◆ Task description ◆
Take each line containing the word "this" and copy it.
-------- Supplied records --------
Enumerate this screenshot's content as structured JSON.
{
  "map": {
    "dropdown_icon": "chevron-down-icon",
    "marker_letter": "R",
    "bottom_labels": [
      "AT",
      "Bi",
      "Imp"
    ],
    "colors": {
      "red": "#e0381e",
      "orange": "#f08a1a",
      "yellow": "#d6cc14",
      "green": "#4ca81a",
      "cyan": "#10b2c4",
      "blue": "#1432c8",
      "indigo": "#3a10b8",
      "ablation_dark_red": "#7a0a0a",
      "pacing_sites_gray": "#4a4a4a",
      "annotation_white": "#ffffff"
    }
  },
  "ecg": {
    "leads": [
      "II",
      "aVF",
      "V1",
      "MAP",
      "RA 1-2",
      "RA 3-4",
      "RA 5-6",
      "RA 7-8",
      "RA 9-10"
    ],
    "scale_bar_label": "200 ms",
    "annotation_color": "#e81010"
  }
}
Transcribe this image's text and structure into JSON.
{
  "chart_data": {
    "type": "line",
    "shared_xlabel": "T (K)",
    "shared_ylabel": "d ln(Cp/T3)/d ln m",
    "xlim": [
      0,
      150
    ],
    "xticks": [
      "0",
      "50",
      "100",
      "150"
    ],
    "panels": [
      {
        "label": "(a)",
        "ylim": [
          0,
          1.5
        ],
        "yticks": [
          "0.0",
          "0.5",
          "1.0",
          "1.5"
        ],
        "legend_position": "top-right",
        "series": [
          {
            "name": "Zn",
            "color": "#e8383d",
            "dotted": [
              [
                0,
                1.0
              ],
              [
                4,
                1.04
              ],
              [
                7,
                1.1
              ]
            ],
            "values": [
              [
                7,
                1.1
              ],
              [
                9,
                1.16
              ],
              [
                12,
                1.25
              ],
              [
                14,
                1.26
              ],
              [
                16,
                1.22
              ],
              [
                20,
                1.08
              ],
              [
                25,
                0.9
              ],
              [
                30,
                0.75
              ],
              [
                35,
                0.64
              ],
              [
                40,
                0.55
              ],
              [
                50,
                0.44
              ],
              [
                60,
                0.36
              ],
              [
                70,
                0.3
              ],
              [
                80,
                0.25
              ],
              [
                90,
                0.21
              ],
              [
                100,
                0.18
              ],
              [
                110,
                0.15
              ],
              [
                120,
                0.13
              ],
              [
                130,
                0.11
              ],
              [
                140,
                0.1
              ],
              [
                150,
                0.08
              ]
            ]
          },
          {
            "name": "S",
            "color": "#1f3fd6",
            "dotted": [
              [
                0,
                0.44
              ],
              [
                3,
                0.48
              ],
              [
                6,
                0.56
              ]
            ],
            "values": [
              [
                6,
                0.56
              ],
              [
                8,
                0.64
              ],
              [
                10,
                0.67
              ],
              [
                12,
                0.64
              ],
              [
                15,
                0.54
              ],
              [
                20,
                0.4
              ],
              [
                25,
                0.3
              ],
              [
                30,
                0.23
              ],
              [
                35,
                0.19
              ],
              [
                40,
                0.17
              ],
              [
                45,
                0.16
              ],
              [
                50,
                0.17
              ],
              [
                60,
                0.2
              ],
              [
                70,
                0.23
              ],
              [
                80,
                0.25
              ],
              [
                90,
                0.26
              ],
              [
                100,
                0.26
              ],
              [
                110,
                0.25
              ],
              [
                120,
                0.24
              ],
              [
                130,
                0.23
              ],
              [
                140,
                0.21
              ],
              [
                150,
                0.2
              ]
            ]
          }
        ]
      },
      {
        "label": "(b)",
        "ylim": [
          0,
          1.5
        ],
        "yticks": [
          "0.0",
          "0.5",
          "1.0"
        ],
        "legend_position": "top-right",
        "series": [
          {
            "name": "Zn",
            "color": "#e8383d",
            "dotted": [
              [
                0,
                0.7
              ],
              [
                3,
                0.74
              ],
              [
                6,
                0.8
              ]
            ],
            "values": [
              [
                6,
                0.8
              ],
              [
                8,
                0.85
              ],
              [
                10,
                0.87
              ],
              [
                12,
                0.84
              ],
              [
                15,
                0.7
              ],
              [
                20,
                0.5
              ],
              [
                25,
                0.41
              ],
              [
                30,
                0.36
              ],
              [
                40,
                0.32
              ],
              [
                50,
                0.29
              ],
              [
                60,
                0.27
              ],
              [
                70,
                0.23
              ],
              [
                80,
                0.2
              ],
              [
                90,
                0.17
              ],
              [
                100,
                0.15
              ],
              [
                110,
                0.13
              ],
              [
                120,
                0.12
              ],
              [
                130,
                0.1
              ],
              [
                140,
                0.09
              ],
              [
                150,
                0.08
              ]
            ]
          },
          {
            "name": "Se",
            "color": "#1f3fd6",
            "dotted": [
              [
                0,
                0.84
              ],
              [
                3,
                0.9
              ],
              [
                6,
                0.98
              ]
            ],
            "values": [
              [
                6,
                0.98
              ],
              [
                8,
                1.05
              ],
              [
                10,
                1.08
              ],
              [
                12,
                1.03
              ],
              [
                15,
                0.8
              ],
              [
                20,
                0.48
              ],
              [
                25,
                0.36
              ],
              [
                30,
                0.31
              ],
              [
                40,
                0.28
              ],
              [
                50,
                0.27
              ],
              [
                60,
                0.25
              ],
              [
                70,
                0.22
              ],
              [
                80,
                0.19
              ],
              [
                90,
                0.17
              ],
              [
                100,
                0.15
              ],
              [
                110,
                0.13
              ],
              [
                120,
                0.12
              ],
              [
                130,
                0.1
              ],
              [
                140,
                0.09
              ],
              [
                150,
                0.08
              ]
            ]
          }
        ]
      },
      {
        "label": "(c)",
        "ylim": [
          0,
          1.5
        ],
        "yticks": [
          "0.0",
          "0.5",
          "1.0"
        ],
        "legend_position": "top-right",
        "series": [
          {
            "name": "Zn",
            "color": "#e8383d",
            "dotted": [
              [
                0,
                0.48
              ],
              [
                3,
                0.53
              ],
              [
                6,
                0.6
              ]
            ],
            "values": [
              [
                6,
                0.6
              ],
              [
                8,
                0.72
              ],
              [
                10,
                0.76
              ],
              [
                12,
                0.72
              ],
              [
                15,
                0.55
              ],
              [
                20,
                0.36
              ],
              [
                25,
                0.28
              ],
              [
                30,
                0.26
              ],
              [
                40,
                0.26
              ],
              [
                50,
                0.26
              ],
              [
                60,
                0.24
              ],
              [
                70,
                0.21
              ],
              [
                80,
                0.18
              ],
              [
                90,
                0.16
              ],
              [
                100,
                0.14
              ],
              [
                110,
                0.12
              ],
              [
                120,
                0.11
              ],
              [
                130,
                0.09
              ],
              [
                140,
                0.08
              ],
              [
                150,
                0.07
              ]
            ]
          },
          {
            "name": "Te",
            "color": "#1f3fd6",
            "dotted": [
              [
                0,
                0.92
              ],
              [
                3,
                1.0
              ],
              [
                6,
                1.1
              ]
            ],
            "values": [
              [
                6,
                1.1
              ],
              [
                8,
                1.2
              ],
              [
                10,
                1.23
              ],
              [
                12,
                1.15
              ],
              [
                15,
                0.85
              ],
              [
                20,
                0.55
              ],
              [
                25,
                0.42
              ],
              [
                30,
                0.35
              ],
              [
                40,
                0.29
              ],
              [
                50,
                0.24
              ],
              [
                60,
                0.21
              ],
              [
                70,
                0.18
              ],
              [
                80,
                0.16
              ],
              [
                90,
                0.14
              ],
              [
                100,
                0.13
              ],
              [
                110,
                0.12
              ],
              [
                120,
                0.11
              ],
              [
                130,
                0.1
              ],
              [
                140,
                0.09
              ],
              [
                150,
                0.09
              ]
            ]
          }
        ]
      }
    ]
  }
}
--------
◆ Solution to the problem ◆
Enumerate this screenshot's content as structured JSON.
Transcribe this image's text and structure into JSON.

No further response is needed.